**What the task requires:** Your answer must be an exact copy of the listing below.

**Input records:**
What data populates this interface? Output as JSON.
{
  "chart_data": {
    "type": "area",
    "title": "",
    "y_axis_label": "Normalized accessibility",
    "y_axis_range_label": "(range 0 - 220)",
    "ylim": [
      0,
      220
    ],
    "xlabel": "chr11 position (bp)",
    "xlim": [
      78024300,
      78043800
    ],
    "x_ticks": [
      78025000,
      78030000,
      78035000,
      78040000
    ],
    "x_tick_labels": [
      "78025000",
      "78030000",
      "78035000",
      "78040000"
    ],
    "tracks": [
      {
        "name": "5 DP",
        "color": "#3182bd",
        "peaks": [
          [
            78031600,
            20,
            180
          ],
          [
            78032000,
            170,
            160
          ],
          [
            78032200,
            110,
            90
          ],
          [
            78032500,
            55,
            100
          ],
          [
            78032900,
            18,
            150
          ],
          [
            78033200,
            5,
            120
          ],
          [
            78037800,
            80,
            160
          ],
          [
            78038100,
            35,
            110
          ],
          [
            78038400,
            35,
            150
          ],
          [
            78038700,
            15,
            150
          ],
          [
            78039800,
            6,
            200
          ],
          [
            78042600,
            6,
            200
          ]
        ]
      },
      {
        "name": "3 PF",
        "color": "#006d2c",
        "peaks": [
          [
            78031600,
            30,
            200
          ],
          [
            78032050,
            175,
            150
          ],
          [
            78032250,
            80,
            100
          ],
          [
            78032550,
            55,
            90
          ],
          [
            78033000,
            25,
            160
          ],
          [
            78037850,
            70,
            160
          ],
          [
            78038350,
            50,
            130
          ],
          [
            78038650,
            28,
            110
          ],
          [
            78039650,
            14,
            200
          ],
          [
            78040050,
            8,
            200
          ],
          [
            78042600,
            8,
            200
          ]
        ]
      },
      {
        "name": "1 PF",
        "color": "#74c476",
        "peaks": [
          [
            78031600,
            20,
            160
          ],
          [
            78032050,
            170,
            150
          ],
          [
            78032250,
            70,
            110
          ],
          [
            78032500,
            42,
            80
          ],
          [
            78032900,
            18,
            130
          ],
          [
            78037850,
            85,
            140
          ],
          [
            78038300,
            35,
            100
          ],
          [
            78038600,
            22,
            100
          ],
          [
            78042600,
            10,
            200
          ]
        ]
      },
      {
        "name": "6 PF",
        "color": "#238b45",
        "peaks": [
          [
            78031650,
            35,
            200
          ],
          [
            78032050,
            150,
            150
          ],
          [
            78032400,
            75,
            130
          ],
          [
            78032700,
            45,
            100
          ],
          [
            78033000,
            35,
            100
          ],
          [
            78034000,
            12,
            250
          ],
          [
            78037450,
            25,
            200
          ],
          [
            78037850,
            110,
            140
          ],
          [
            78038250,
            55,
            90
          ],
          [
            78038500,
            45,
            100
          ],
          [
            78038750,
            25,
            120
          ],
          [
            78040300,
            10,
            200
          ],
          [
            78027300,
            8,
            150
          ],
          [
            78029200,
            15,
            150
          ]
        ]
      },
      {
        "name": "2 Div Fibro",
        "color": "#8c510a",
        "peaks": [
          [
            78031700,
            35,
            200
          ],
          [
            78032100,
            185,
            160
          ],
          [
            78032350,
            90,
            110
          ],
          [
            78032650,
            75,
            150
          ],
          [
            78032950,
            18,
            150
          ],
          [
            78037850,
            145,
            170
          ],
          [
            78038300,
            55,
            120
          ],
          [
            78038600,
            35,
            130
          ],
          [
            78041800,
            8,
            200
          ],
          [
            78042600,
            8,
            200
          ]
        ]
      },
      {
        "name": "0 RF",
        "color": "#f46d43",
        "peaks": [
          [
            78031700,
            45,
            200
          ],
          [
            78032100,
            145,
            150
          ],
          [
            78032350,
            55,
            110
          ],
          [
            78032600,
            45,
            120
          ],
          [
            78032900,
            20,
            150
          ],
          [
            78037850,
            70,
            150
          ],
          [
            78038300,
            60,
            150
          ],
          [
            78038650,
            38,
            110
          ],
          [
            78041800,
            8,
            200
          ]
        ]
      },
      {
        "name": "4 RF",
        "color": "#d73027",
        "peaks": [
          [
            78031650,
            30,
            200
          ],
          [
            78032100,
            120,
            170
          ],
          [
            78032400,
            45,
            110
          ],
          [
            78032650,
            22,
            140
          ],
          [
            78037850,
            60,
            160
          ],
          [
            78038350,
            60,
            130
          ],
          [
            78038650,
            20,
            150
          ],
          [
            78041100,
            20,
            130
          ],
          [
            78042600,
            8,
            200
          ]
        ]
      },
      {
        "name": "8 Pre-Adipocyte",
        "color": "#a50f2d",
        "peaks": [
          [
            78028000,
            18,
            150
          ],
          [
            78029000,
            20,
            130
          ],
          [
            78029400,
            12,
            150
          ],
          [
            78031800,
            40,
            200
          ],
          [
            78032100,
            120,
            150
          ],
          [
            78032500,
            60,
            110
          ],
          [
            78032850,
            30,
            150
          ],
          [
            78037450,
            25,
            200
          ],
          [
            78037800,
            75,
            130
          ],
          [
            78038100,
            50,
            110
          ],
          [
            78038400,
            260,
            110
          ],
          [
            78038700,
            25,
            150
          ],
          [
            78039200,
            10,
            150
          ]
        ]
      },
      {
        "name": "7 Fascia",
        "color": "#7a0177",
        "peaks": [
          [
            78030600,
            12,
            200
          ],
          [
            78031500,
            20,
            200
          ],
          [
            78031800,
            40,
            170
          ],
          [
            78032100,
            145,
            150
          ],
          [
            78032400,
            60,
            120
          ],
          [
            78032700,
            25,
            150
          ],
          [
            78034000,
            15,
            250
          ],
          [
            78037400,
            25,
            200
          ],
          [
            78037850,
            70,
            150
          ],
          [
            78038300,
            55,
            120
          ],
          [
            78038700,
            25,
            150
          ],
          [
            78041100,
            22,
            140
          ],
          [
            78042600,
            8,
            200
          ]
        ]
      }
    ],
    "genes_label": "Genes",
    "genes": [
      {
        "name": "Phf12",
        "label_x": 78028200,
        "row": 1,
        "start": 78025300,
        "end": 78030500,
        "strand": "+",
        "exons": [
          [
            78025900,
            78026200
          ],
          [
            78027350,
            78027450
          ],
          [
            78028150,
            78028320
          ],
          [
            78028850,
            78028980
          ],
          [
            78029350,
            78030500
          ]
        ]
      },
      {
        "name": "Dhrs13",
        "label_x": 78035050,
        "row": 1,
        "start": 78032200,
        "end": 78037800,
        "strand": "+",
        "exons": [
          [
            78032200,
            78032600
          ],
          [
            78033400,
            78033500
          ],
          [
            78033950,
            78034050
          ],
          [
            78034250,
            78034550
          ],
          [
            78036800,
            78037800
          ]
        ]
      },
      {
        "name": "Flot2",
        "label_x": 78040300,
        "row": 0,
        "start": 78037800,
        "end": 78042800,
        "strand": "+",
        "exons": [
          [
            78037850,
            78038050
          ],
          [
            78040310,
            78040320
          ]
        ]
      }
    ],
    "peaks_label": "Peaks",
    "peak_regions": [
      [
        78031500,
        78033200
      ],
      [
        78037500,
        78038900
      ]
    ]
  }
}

**Answer space:**
What data populates this interface? Output as JSON.
{
  "chart_data": {
    "type": "area",
    "title": "",
    "y_axis_label": "Normalized accessibility",
    "y_axis_range_label": "(range 0 - 220)",
    "ylim": [
      0,
      220
    ],
    "xlabel": "chr11 position (bp)",
    "xlim": [
      78024300,
      78043800
    ],
    "x_ticks": [
      78025000,
      78030000,
      78035000,
      78040000
    ],
    "x_tick_labels": [
      "78025000",
      "78030000",
      "78035000",
      "78040000"
    ],
    "tracks": [
      {
        "name": "5 DP",
        "color": "#3182bd",
        "peaks": [
          [
            78031600,
            20,
            180
          ],
          [
            78032000,
            170,
            160
          ],
          [
            78032200,
            110,
            90
          ],
          [
            78032500,
            55,
            100
          ],
          [
            78032900,
            18,
            150
          ],
          [
            78033200,
            5,
            120
          ],
          [
            78037800,
            80,
            160
          ],
          [
            78038100,
            35,
            110
          ],
          [
            78038400,
            35,
            150
          ],
          [
            78038700,
            15,
            150
          ],
          [
            78039800,
            6,
            200
          ],
          [
            78042600,
            6,
            200
          ]
        ]
      },
      {
        "name": "3 PF",
        "color": "#006d2c",
        "peaks": [
          [
            78031600,
            30,
            200
          ],
          [
            78032050,
            175,
            150
          ],
          [
            78032250,
            80,
            100
          ],
          [
            78032550,
            55,
            90
          ],
          [
            78033000,
            25,
            160
          ],
          [
            78037850,
            70,
            160
          ],
          [
            78038350,
            50,
            130
          ],
          [
            78038650,
            28,
            110
          ],
          [
            78039650,
            14,
            200
          ],
          [
            78040050,
            8,
            200
          ],
          [
            78042600,
            8,
            200
          ]
        ]
      },
      {
        "name": "1 PF",
        "color": "#74c476",
        "peaks": [
          [
            78031600,
            20,
            160
          ],
          [
            78032050,
            170,
            150
          ],
          [
            78032250,
            70,
            110
          ],
          [
            78032500,
            42,
            80
          ],
          [
            78032900,
            18,
            130
          ],
          [
            78037850,
            85,
            140
          ],
          [
            78038300,
            35,
            100
          ],
          [
            78038600,
            22,
            100
          ],
          [
            78042600,
            10,
            200
          ]
        ]
      },
      {
        "name": "6 PF",
        "color": "#238b45",
        "peaks": [
          [
            78031650,
            35,
            200
          ],
          [
            78032050,
            150,
            150
          ],
          [
            78032400,
            75,
            130
          ],
          [
            78032700,
            45,
            100
          ],
          [
            78033000,
            35,
            100
          ],
          [
            78034000,
            12,
            250
          ],
          [
            78037450,
            25,
            200
          ],
          [
            78037850,
            110,
            140
          ],
          [
            78038250,
            55,
            90
          ],
          [
            78038500,
            45,
            100
          ],
          [
            78038750,
            25,
            120
          ],
          [
            78040300,
            10,
            200
          ],
          [
            78027300,
            8,
            150
          ],
          [
            78029200,
            15,
            150
          ]
        ]
      },
      {
        "name": "2 Div Fibro",
        "color": "#8c510a",
        "peaks": [
          [
            78031700,
            35,
            200
          ],
          [
            78032100,
            185,
            160
          ],
          [
            78032350,
            90,
            110
          ],
          [
            78032650,
            75,
            150
          ],
          [
            78032950,
            18,
            150
          ],
          [
            78037850,
            145,
            170
          ],
          [
            78038300,
            55,
            120
          ],
          [
            78038600,
            35,
            130
          ],
          [
            78041800,
            8,
            200
          ],
          [
            78042600,
            8,
            200
          ]
        ]
      },
      {
        "name": "0 RF",
        "color": "#f46d43",
        "peaks": [
          [
            78031700,
            45,
            200
          ],
          [
            78032100,
            145,
            150
          ],
          [
            78032350,
            55,
            110
          ],
          [
            78032600,
            45,
            120
          ],
          [
            78032900,
            20,
            150
          ],
          [
            78037850,
            70,
            150
          ],
          [
            78038300,
            60,
            150
          ],
          [
            78038650,
            38,
            110
          ],
          [
            78041800,
            8,
            200
          ]
        ]
      },
      {
        "name": "4 RF",
        "color": "#d73027",
        "peaks": [
          [
            78031650,
            30,
            200
          ],
          [
            78032100,
            120,
            170
          ],
          [
            78032400,
            45,
            110
          ],
          [
            78032650,
            22,
            140
          ],
          [
            78037850,
            60,
            160
          ],
          [
            78038350,
            60,
            130
          ],
          [
            78038650,
            20,
            150
          ],
          [
            78041100,
            20,
            130
          ],
          [
            78042600,
            8,
            200
          ]
        ]
      },
      {
        "name": "8 Pre-Adipocyte",
        "color": "#a50f2d",
        "peaks": [
          [
            78028000,
            18,
            150
          ],
          [
            78029000,
            20,
            130
          ],
          [
            78029400,
            12,
            150
          ],
          [
            78031800,
            40,
            200
          ],
          [
            78032100,
            120,
            150
          ],
          [
            78032500,
            60,
            110
          ],
          [
            78032850,
            30,
            150
          ],
          [
            78037450,
            25,
            200
          ],
          [
            78037800,
            75,
            130
          ],
          [
            78038100,
            50,
            110
          ],
          [
            78038400,
            260,
            110
          ],
          [
            78038700,
            25,
            150
          ],
          [
            78039200,
            10,
            150
          ]
        ]
      },
      {
        "name": "7 Fascia",
        "color": "#7a0177",
        "peaks": [
          [
            78030600,
            12,
            200
          ],
          [
            78031500,
            20,
            200
          ],
          [
            78031800,
            40,
            170
          ],
          [
            78032100,
            145,
            150
          ],
          [
            78032400,
            60,
            120
          ],
          [
            78032700,
            25,
            150
          ],
          [
            78034000,
            15,
            250
          ],
          [
            78037400,
            25,
            200
          ],
          [
            78037850,
            70,
            150
          ],
          [
            78038300,
            55,
            120
          ],
          [
            78038700,
            25,
            150
          ],
          [
            78041100,
            22,
            140
          ],
          [
            78042600,
            8,
            200
          ]
        ]
      }
    ],
    "genes_label": "Genes",
    "genes": [
      {
        "name": "Phf12",
        "label_x": 78028200,
        "row": 1,
        "start": 78025300,
        "end": 78030500,
        "strand": "+",
        "exons": [
          [
            78025900,
            78026200
          ],
          [
            78027350,
            78027450
          ],
          [
            78028150,
            78028320
          ],
          [
            78028850,
            78028980
          ],
          [
            78029350,
            78030500
          ]
        ]
      },
      {
        "name": "Dhrs13",
        "label_x": 78035050,
        "row": 1,
        "start": 78032200,
        "end": 78037800,
        "strand": "+",
        "exons": [
          [
            78032200,
            78032600
          ],
          [
            78033400,
            78033500
          ],
          [
            78033950,
            78034050
          ],
          [
            78034250,
            78034550
          ],
          [
            78036800,
            78037800
          ]
        ]
      },
      {
        "name": "Flot2",
        "label_x": 78040300,
        "row": 0,
        "start": 78037800,
        "end": 78042800,
        "strand": "+",
        "exons": [
          [
            78037850,
            78038050
          ],
          [
            78040310,
            78040320
          ]
        ]
      }
    ],
    "peaks_label": "Peaks",
    "peak_regions": [
      [
        78031500,
        78033200
      ],
      [
        78037500,
        78038900
      ]
    ]
  }
}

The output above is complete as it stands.